*What the task asks*:
Render the following material again verbatim, leaving nothing out.

○ ○ ○

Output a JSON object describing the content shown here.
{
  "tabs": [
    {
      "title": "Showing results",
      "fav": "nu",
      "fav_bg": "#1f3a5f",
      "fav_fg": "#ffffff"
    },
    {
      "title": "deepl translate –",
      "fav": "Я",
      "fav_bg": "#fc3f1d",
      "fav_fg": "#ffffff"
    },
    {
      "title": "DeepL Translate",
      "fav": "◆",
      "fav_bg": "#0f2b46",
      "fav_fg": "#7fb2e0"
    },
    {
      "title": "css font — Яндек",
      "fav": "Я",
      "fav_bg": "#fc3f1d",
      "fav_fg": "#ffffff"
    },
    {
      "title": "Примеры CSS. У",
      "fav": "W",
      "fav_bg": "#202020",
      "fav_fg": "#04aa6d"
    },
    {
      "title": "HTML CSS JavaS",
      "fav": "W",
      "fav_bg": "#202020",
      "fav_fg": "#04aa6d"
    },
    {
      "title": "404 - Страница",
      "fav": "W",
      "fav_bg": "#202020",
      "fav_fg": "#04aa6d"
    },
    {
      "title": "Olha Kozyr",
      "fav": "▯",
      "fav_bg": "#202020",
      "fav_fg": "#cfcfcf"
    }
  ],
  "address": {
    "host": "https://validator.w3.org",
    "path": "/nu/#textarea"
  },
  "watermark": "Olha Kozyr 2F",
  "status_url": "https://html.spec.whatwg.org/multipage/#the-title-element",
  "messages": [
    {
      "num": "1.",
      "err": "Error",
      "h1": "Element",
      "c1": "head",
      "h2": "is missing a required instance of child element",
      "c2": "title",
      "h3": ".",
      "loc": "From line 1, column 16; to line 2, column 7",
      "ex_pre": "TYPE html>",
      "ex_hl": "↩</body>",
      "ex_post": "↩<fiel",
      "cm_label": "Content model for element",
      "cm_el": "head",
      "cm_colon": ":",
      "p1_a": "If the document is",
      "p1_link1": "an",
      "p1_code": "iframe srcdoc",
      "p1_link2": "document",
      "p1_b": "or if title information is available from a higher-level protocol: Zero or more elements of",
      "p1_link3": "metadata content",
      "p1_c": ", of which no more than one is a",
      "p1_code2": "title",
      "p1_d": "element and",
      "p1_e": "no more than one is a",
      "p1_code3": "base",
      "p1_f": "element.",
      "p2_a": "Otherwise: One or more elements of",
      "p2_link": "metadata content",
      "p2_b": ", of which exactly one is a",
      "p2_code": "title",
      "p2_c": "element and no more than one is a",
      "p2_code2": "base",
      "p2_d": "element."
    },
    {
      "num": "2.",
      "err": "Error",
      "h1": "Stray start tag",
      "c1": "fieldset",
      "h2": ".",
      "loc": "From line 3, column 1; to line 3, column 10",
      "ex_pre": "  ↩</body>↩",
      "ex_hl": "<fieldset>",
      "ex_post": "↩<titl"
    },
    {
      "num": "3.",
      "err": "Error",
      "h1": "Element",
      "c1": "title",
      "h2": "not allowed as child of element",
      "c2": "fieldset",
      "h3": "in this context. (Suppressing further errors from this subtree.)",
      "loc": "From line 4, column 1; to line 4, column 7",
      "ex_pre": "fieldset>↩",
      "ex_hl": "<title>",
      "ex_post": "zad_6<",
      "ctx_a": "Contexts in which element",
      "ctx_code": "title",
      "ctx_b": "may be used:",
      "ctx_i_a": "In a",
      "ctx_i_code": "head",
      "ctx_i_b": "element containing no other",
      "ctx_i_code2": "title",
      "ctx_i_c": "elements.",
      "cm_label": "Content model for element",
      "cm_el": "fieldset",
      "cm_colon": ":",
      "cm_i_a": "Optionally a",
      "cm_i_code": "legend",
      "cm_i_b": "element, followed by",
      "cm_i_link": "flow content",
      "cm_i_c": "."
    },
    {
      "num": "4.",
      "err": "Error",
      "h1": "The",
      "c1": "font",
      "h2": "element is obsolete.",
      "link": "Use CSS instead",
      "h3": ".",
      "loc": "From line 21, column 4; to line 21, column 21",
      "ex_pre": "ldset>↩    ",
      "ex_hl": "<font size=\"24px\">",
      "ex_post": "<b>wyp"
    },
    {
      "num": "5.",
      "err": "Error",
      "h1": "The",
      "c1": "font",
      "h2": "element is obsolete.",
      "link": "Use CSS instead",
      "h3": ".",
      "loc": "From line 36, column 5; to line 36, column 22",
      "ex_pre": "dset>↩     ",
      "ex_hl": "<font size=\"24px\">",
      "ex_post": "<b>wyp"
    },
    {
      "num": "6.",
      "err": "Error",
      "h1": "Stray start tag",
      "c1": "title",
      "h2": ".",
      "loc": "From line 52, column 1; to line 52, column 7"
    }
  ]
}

○ ○ ○

*The result*:
Output a JSON object describing the content shown here.
{
  "tabs": [
    {
      "title": "Showing results",
      "fav": "nu",
      "fav_bg": "#1f3a5f",
      "fav_fg": "#ffffff"
    },
    {
      "title": "deepl translate –",
      "fav": "Я",
      "fav_bg": "#fc3f1d",
      "fav_fg": "#ffffff"
    },
    {
      "title": "DeepL Translate",
      "fav": "◆",
      "fav_bg": "#0f2b46",
      "fav_fg": "#7fb2e0"
    },
    {
      "title": "css font — Яндек",
      "fav": "Я",
      "fav_bg": "#fc3f1d",
      "fav_fg": "#ffffff"
    },
    {
      "title": "Примеры CSS. У",
      "fav": "W",
      "fav_bg": "#202020",
      "fav_fg": "#04aa6d"
    },
    {
      "title": "HTML CSS JavaS",
      "fav": "W",
      "fav_bg": "#202020",
      "fav_fg": "#04aa6d"
    },
    {
      "title": "404 - Страница",
      "fav": "W",
      "fav_bg": "#202020",
      "fav_fg": "#04aa6d"
    },
    {
      "title": "Olha Kozyr",
      "fav": "▯",
      "fav_bg": "#202020",
      "fav_fg": "#cfcfcf"
    }
  ],
  "address": {
    "host": "https://validator.w3.org",
    "path": "/nu/#textarea"
  },
  "watermark": "Olha Kozyr 2F",
  "status_url": "https://html.spec.whatwg.org/multipage/#the-title-element",
  "messages": [
    {
      "num": "1.",
      "err": "Error",
      "h1": "Element",
      "c1": "head",
      "h2": "is missing a required instance of child element",
      "c2": "title",
      "h3": ".",
      "loc": "From line 1, column 16; to line 2, column 7",
      "ex_pre": "TYPE html>",
      "ex_hl": "↩</body>",
      "ex_post": "↩<fiel",
      "cm_label": "Content model for element",
      "cm_el": "head",
      "cm_colon": ":",
      "p1_a": "If the document is",
      "p1_link1": "an",
      "p1_code": "iframe srcdoc",
      "p1_link2": "document",
      "p1_b": "or if title information is available from a higher-level protocol: Zero or more elements of",
      "p1_link3": "metadata content",
      "p1_c": ", of which no more than one is a",
      "p1_code2": "title",
      "p1_d": "element and",
      "p1_e": "no more than one is a",
      "p1_code3": "base",
      "p1_f": "element.",
      "p2_a": "Otherwise: One or more elements of",
      "p2_link": "metadata content",
      "p2_b": ", of which exactly one is a",
      "p2_code": "title",
      "p2_c": "element and no more than one is a",
      "p2_code2": "base",
      "p2_d": "element."
    },
    {
      "num": "2.",
      "err": "Error",
      "h1": "Stray start tag",
      "c1": "fieldset",
      "h2": ".",
      "loc": "From line 3, column 1; to line 3, column 10",
      "ex_pre": "  ↩</body>↩",
      "ex_hl": "<fieldset>",
      "ex_post": "↩<titl"
    },
    {
      "num": "3.",
      "err": "Error",
      "h1": "Element",
      "c1": "title",
      "h2": "not allowed as child of element",
      "c2": "fieldset",
      "h3": "in this context. (Suppressing further errors from this subtree.)",
      "loc": "From line 4, column 1; to line 4, column 7",
      "ex_pre": "fieldset>↩",
      "ex_hl": "<title>",
      "ex_post": "zad_6<",
      "ctx_a": "Contexts in which element",
      "ctx_code": "title",
      "ctx_b": "may be used:",
      "ctx_i_a": "In a",
      "ctx_i_code": "head",
      "ctx_i_b": "element containing no other",
      "ctx_i_code2": "title",
      "ctx_i_c": "elements.",
      "cm_label": "Content model for element",
      "cm_el": "fieldset",
      "cm_colon": ":",
      "cm_i_a": "Optionally a",
      "cm_i_code": "legend",
      "cm_i_b": "element, followed by",
      "cm_i_link": "flow content",
      "cm_i_c": "."
    },
    {
      "num": "4.",
      "err": "Error",
      "h1": "The",
      "c1": "font",
      "h2": "element is obsolete.",
      "link": "Use CSS instead",
      "h3": ".",
      "loc": "From line 21, column 4; to line 21, column 21",
      "ex_pre": "ldset>↩    ",
      "ex_hl": "<font size=\"24px\">",
      "ex_post": "<b>wyp"
    },
    {
      "num": "5.",
      "err": "Error",
      "h1": "The",
      "c1": "font",
      "h2": "element is obsolete.",
      "link": "Use CSS instead",
      "h3": ".",
      "loc": "From line 36, column 5; to line 36, column 22",
      "ex_pre": "dset>↩     ",
      "ex_hl": "<font size=\"24px\">",
      "ex_post": "<b>wyp"
    },
    {
      "num": "6.",
      "err": "Error",
      "h1": "Stray start tag",
      "c1": "title",
      "h2": ".",
      "loc": "From line 52, column 1; to line 52, column 7"
    }
  ]
}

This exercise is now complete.